What the exercise asks> In the seminar summary on natural family planning in Ireland, what evidence supports the claim that the method is central to Ireland's fertility decline? Answer in one to three sentences.

Page extract>
/---

Rhythm and Blues – Natural Family Planning in Ireland, 1930s-1980s


Professor Mary Daly (University College Dublin


Rhythm and Blues – Natural Family Planning in Ireland, 1930s-1980s


Centre for the History of Medicine in Ireland Seminar Series, 6 February 2014


Female Reproductive System: Menstrual Cycle, Endometrium During Cycle, & Uterus Cross Section. Hand-drawn sketch by Dr A. Kent Christensen (University of Michigan Medical School)

Female Reproductive System: Menstrual Cycle, Endometrium During Cycle, & Uterus Cross Section. Hand-drawn sketch by Dr A. Kent Christensen (University of Michigan Medical School) . Creative Commons Licence

The typical historiography of contraception in Ireland focuses on well-known landmarks such as the 1935 Criminal Law Amendment Act, the Mary Robinson bills, and the contraceptive train. While these are no doubt important events, this paper takes a different and broader historical approach.

There are many different methods of ‘natural’ family planning with thirteen different varieties listed in The Furrow. However, they all have one feature in common, which is to identify the phases in a woman’s menstrual cycle when she’s likely to conceive. The Catholic Church and all advocates of ‘natural’ family planning are very careful to state that it is not contraception. While its study has largely been omitted by Irish historians it is an exceedingly important topic.

In 1974, market research revealed that fifty-five per cent of women using family planning in Ireland were using ‘natural’ methods. In 1985 a survey of the contraceptive history of mothers who had recently given birth in the Rotunda, Dublin, showed that thirty per cent had used natural family planning; a further thirty per cent, mostly first-time mothers, had not taken any steps to avoid contraception. Natural family planning is central to the story of Ireland’s fertility decline or lack thereof.

\---

Provided information>
/---

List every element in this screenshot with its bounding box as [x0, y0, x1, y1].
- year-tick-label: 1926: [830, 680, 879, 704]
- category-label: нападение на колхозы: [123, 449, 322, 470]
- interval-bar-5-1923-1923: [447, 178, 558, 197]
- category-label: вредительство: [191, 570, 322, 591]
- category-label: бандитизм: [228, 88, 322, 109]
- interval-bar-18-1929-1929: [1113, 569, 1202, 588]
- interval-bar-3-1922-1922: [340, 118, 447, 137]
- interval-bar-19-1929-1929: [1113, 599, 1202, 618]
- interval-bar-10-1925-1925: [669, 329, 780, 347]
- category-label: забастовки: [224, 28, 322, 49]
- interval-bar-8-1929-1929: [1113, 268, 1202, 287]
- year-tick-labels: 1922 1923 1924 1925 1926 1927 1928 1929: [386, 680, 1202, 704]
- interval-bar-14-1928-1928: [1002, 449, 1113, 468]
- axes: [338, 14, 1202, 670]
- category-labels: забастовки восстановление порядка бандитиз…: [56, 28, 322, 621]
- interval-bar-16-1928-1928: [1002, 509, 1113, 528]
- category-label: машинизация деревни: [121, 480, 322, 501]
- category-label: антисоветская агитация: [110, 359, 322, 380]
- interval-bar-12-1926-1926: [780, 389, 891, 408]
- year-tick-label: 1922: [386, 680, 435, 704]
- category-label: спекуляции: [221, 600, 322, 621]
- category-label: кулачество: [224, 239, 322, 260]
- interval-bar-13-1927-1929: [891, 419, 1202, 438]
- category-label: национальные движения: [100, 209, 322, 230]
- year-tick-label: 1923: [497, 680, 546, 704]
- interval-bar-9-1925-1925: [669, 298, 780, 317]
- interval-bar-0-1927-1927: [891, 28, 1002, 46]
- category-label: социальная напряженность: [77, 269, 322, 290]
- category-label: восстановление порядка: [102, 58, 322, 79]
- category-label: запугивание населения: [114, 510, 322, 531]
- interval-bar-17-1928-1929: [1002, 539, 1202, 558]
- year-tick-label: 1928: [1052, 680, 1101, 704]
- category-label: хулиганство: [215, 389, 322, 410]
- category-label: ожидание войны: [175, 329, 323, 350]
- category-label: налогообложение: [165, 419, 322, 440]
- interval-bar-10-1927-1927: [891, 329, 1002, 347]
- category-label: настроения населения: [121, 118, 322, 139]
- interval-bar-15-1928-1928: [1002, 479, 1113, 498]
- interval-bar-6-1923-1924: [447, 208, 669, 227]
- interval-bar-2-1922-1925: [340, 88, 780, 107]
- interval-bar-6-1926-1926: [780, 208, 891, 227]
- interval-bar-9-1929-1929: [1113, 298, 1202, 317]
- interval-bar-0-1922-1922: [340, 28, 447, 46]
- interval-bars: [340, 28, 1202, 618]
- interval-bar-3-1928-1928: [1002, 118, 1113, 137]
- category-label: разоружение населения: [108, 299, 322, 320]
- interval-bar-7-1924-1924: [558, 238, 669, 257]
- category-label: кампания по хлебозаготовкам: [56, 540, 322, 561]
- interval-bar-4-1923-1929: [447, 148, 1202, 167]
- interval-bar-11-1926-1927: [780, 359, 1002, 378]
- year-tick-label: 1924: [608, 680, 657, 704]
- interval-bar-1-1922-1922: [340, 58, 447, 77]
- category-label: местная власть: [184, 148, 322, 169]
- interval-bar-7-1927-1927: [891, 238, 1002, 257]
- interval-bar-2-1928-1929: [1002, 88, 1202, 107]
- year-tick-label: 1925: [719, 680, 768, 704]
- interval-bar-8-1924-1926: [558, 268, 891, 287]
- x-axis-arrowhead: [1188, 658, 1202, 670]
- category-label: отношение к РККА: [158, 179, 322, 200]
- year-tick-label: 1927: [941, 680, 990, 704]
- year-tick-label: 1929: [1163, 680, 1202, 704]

\---

Expected answer> Surveys showed the method was widely used. In 1974, market research found that fifty-five per cent of women using family planning in Ireland used natural methods. A 1985 survey of mothers who had recently given birth in the Rotunda, Dublin, found that thirty per cent had used natural family planning.